-- Recorded data start --
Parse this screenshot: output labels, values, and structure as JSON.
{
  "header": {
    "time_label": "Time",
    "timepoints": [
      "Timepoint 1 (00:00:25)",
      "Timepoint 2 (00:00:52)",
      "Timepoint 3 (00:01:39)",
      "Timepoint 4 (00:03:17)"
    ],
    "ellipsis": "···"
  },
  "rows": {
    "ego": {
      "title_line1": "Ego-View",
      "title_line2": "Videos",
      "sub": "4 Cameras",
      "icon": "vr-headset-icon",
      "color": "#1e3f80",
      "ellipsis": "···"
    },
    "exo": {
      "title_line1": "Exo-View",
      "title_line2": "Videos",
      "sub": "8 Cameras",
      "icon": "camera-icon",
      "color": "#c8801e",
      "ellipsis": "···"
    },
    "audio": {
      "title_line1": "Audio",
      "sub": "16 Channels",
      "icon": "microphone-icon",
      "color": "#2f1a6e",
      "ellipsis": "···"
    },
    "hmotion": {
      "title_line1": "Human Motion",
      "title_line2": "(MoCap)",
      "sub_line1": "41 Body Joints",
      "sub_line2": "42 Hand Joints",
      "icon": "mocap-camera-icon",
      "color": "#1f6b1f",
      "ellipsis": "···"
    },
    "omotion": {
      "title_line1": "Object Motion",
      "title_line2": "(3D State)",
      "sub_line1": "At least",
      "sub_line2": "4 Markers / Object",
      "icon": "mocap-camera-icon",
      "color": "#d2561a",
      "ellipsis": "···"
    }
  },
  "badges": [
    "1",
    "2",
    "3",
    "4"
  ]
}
-- Recorded data end --
__Exercise brief__
Your task is to print the whole listing again exactly.

__Solution to the exercise__
Parse this screenshot: output labels, values, and structure as JSON.
{
  "header": {
    "time_label": "Time",
    "timepoints": [
      "Timepoint 1 (00:00:25)",
      "Timepoint 2 (00:00:52)",
      "Timepoint 3 (00:01:39)",
      "Timepoint 4 (00:03:17)"
    ],
    "ellipsis": "···"
  },
  "rows": {
    "ego": {
      "title_line1": "Ego-View",
      "title_line2": "Videos",
      "sub": "4 Cameras",
      "icon": "vr-headset-icon",
      "color": "#1e3f80",
      "ellipsis": "···"
    },
    "exo": {
      "title_line1": "Exo-View",
      "title_line2": "Videos",
      "sub": "8 Cameras",
      "icon": "camera-icon",
      "color": "#c8801e",
      "ellipsis": "···"
    },
    "audio": {
      "title_line1": "Audio",
      "sub": "16 Channels",
      "icon": "microphone-icon",
      "color": "#2f1a6e",
      "ellipsis": "···"
    },
    "hmotion": {
      "title_line1": "Human Motion",
      "title_line2": "(MoCap)",
      "sub_line1": "41 Body Joints",
      "sub_line2": "42 Hand Joints",
      "icon": "mocap-camera-icon",
      "color": "#1f6b1f",
      "ellipsis": "···"
    },
    "omotion": {
      "title_line1": "Object Motion",
      "title_line2": "(3D State)",
      "sub_line1": "At least",
      "sub_line2": "4 Markers / Object",
      "icon": "mocap-camera-icon",
      "color": "#d2561a",
      "ellipsis": "···"
    }
  },
  "badges": [
    "1",
    "2",
    "3",
    "4"
  ]
}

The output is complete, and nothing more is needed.